:: REQUEST ::
Using the data below, copy each line that includes the word "Shape".

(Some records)

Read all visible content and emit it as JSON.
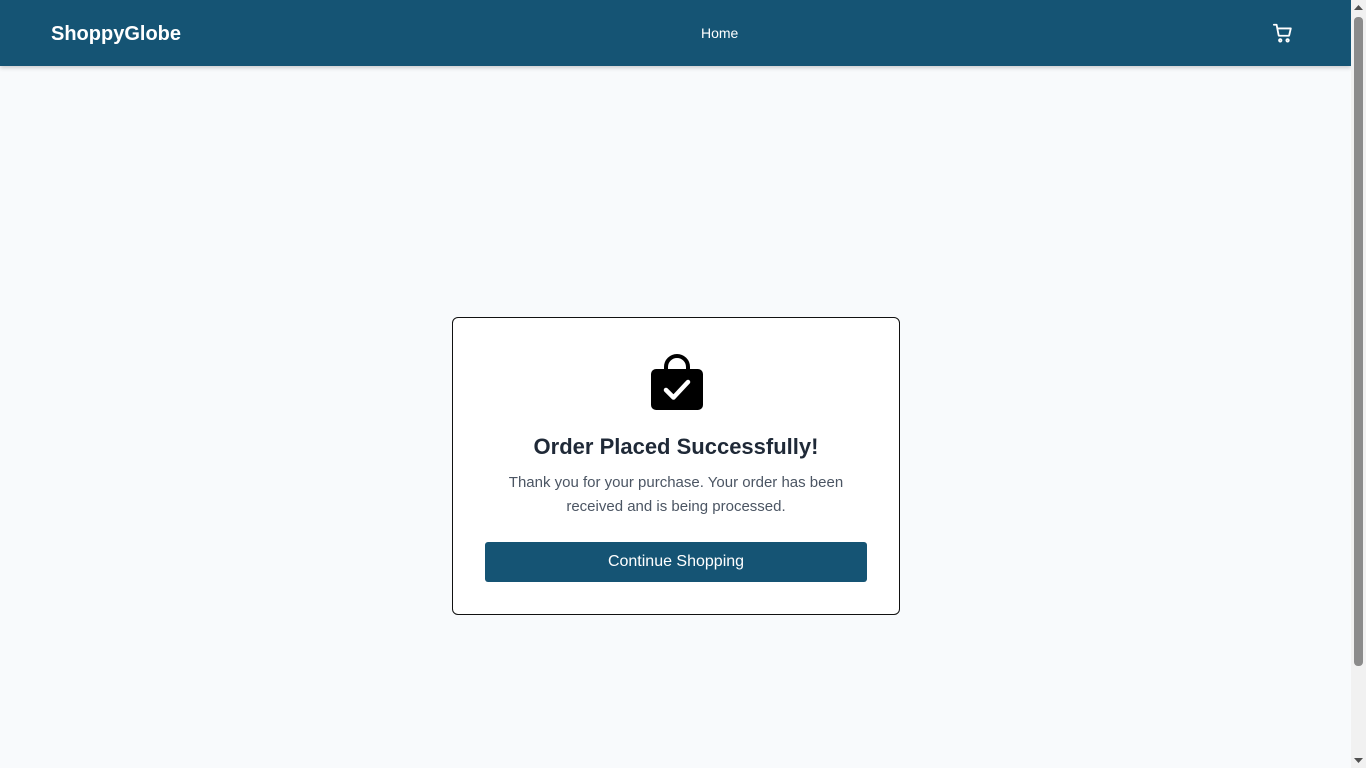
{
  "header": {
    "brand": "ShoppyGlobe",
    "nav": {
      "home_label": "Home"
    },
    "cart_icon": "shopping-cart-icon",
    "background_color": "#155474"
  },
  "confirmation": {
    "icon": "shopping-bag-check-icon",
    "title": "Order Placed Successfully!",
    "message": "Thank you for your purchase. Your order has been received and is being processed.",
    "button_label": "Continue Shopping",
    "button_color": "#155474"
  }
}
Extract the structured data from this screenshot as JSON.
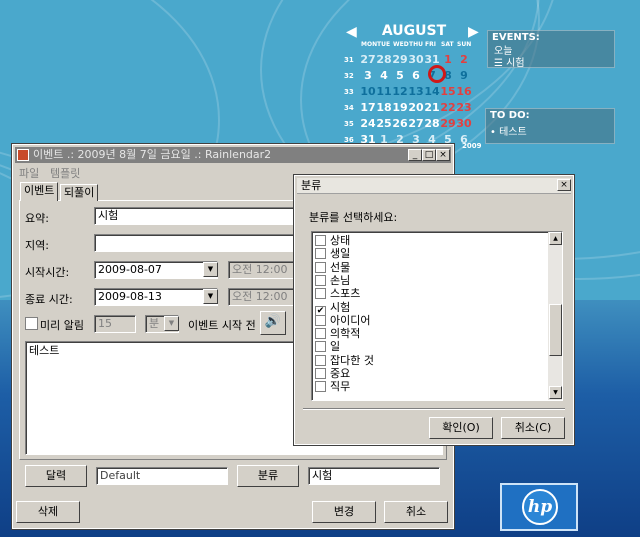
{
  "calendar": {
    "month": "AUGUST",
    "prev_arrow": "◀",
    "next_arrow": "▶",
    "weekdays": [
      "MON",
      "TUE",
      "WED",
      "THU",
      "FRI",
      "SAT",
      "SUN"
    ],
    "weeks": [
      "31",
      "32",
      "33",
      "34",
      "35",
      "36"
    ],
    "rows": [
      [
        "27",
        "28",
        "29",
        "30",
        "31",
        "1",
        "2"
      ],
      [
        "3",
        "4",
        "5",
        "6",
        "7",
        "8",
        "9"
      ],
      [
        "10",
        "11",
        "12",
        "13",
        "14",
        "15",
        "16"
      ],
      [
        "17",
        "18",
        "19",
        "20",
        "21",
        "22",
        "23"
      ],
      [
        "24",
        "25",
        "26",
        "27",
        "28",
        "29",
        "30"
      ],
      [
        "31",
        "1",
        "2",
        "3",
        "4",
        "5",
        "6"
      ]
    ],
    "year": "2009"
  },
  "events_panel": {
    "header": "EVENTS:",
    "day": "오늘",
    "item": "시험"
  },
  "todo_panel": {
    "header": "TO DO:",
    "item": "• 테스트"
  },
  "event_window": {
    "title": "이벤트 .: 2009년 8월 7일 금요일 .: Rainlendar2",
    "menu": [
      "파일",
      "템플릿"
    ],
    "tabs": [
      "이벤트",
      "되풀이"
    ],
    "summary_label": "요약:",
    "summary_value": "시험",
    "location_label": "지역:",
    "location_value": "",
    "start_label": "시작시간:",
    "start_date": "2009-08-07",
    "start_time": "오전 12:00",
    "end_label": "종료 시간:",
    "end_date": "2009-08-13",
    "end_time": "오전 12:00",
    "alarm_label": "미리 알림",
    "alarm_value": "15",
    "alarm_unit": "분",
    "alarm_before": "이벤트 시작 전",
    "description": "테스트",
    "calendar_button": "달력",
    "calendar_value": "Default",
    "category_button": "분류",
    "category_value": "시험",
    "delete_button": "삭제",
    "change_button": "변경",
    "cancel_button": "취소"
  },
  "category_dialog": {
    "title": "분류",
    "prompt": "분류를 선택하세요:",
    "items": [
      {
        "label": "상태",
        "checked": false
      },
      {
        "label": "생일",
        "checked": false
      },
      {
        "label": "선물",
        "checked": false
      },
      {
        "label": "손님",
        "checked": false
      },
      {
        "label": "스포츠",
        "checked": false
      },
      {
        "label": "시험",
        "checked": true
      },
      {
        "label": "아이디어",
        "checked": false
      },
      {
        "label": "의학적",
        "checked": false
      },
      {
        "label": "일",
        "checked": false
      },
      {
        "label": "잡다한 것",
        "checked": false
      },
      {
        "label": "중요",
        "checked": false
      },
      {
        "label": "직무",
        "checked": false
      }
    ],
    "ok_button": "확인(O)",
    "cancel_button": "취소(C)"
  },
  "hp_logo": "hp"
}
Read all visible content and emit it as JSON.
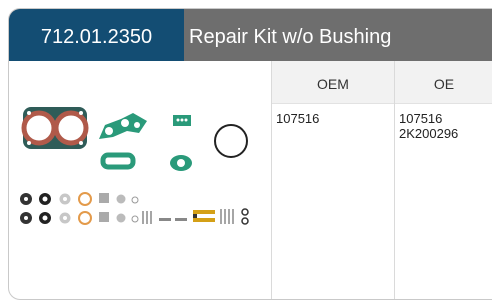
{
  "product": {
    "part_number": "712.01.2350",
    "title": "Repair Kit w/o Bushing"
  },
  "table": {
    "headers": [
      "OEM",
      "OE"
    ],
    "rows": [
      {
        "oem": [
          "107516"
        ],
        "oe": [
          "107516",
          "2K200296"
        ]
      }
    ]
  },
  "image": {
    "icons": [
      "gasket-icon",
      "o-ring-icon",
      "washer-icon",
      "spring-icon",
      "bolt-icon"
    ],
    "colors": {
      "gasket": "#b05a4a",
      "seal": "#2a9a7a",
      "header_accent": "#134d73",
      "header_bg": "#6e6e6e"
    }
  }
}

==

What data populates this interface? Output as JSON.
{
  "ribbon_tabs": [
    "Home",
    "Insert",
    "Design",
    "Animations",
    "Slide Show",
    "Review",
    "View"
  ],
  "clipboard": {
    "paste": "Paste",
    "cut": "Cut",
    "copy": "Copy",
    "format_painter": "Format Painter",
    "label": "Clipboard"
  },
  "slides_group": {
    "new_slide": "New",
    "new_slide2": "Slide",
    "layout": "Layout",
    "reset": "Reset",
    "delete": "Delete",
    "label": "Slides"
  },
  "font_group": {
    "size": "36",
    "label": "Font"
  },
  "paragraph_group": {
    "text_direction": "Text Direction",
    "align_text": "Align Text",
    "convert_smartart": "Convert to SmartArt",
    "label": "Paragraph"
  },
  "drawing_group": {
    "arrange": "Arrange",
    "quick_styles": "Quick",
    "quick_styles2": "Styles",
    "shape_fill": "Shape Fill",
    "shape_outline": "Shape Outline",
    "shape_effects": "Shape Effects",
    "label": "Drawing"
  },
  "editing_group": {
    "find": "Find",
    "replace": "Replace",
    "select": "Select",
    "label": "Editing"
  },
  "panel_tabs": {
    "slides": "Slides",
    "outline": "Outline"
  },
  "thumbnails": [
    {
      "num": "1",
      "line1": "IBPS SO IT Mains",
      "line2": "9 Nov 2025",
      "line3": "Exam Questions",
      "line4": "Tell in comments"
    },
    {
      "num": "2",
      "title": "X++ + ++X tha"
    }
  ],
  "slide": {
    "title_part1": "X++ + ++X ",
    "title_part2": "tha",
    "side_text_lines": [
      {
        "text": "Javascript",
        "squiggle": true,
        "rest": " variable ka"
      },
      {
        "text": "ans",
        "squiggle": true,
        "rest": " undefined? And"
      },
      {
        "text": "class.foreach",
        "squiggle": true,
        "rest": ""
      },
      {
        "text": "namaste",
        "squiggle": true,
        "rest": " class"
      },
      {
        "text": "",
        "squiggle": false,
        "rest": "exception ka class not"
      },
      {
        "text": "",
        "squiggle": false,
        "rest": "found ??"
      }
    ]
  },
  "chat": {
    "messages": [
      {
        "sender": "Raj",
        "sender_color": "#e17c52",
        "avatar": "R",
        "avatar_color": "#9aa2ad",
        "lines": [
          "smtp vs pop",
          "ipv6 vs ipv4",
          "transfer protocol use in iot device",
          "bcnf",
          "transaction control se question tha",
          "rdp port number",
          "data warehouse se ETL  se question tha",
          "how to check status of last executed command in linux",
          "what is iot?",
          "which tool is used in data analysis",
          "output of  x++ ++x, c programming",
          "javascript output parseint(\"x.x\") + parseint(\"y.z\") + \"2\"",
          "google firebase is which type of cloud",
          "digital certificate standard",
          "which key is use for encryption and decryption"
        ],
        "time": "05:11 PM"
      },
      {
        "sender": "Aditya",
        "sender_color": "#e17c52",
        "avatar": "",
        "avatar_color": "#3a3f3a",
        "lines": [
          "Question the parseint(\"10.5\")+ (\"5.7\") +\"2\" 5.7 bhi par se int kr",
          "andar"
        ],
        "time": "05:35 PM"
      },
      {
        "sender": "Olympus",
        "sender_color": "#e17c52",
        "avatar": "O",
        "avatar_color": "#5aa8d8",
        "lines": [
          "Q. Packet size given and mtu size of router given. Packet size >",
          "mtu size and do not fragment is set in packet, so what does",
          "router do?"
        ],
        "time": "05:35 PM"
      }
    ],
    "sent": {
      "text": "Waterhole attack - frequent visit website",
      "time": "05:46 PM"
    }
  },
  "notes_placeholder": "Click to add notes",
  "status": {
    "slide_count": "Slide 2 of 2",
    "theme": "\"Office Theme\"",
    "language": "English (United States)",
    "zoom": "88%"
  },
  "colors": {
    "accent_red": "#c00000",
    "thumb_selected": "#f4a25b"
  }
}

:: EXERCISE RESULT ::
    "shape_fill": "Shape Fill",
    "shape_outline": "Shape Outline",
    "shape_effects": "Shape Effects",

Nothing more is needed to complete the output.